» **Supplied information**:

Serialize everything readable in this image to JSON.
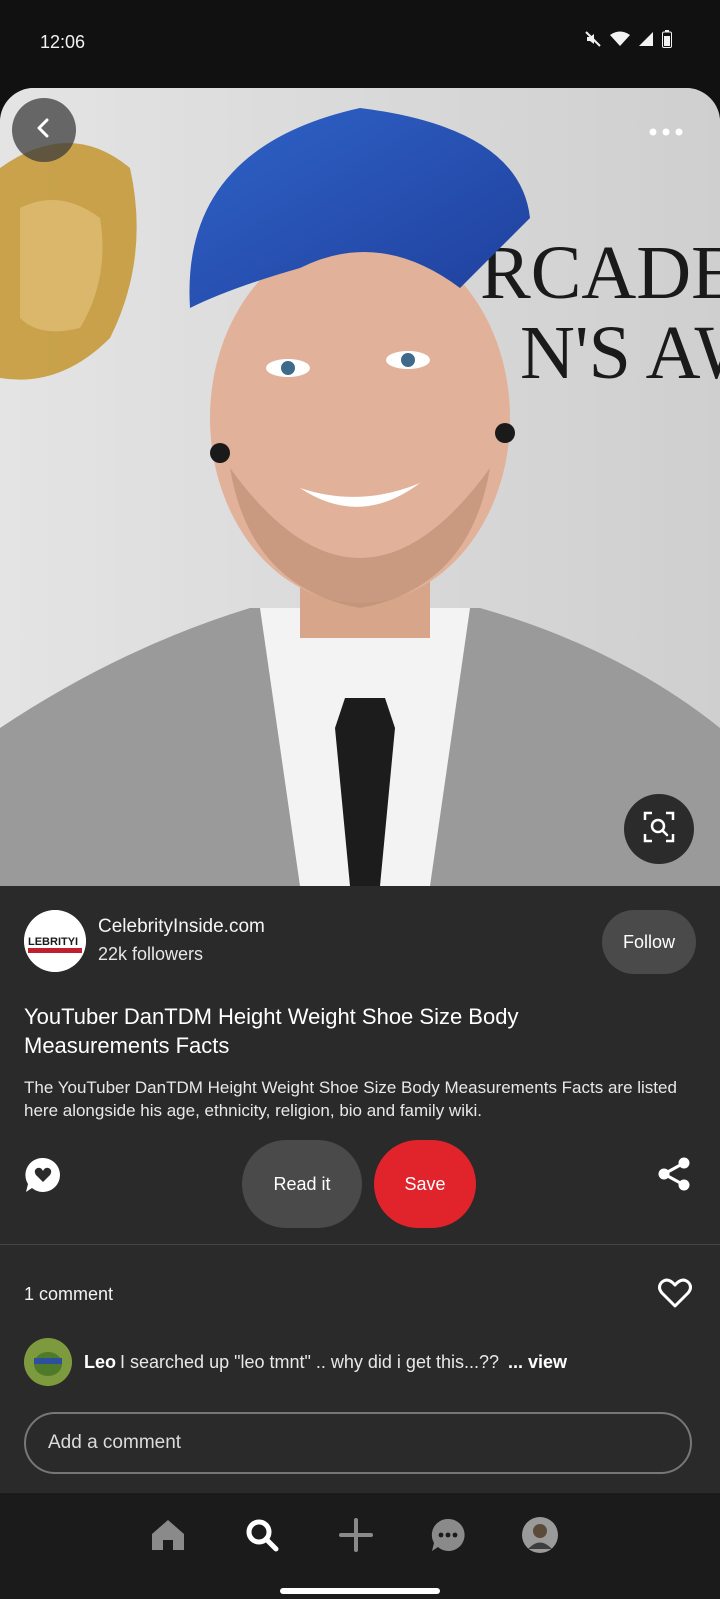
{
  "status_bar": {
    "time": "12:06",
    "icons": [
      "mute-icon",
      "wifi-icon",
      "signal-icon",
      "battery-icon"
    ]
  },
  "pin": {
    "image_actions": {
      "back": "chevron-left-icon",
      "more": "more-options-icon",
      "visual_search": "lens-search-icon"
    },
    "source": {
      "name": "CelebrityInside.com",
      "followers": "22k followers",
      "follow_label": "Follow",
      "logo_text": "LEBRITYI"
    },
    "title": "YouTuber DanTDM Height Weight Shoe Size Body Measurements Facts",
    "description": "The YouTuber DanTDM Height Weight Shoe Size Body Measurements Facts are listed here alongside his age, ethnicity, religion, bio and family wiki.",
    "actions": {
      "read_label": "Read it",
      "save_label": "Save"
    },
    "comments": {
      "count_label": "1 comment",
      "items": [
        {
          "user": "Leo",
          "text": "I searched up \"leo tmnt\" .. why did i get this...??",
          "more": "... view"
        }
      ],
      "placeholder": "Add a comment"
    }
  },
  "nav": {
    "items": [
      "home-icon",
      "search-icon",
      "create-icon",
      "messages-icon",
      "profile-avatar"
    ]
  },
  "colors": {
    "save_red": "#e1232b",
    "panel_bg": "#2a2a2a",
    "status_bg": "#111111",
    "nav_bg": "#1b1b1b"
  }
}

...

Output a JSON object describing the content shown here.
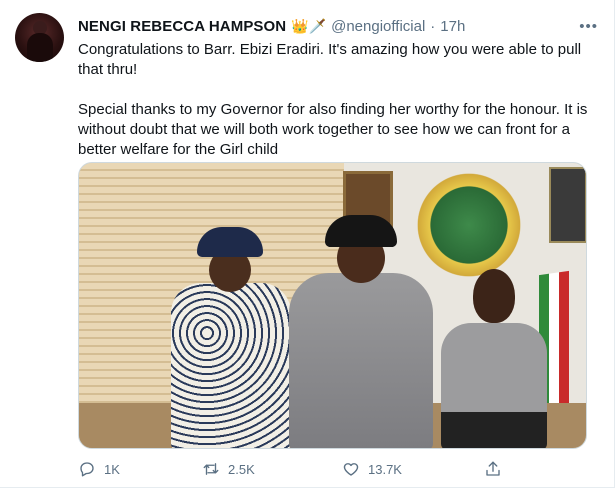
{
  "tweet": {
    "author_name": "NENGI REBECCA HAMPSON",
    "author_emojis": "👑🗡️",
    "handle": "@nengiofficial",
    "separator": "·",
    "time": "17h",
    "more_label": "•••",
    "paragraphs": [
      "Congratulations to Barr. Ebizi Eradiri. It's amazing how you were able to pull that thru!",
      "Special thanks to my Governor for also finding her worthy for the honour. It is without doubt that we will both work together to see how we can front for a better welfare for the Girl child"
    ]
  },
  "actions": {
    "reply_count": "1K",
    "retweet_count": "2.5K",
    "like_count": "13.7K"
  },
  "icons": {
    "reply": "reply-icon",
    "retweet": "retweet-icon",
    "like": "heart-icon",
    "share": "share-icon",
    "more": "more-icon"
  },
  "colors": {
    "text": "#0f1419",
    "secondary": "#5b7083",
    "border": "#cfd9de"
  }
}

* * *

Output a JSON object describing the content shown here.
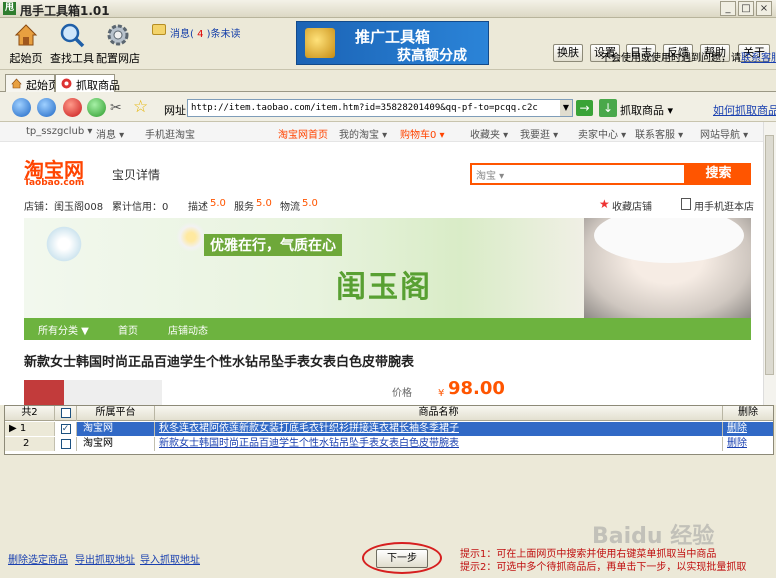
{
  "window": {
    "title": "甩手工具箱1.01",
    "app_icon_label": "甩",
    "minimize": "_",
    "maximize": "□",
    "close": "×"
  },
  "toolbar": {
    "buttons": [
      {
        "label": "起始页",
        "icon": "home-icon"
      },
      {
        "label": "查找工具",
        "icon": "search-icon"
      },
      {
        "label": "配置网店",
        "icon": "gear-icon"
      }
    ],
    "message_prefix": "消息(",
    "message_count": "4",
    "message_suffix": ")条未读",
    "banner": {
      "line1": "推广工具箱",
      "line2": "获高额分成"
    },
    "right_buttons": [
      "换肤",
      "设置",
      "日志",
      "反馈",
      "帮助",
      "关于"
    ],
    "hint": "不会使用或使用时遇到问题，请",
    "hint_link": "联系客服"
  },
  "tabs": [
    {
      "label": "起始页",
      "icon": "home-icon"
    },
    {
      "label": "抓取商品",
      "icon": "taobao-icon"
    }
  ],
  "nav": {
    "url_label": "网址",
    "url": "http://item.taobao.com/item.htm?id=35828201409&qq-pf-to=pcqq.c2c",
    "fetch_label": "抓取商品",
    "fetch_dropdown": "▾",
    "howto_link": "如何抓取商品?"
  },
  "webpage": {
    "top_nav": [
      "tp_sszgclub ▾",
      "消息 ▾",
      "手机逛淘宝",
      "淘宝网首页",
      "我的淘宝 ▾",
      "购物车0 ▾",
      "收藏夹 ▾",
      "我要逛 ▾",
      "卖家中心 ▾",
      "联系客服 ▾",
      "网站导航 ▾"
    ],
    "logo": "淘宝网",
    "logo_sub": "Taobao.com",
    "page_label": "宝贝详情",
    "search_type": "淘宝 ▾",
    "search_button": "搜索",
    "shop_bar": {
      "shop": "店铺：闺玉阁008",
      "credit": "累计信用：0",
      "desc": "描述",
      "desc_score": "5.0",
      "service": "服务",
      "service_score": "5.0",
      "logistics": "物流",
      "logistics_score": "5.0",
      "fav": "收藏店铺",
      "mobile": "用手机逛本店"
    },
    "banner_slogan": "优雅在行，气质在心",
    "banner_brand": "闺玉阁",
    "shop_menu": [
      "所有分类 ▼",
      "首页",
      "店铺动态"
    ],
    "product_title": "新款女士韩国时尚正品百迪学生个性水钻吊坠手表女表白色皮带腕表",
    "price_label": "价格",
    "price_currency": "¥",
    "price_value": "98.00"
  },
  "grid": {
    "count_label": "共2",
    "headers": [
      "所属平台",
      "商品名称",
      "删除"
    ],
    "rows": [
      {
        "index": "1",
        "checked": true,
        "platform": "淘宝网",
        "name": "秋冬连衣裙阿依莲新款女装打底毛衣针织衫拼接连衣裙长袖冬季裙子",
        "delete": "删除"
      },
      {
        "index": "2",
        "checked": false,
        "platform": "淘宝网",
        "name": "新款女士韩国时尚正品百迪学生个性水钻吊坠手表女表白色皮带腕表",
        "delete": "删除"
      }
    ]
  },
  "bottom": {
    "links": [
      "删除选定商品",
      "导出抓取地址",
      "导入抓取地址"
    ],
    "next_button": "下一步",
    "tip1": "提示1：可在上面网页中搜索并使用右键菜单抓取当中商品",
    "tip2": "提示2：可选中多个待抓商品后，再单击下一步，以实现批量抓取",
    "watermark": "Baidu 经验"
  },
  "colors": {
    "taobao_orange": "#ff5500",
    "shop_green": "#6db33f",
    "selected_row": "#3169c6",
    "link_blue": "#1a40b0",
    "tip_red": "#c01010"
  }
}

» **Given problem**: State how many lines of the listing include "Body", and nothing more.

» **Task response**: 2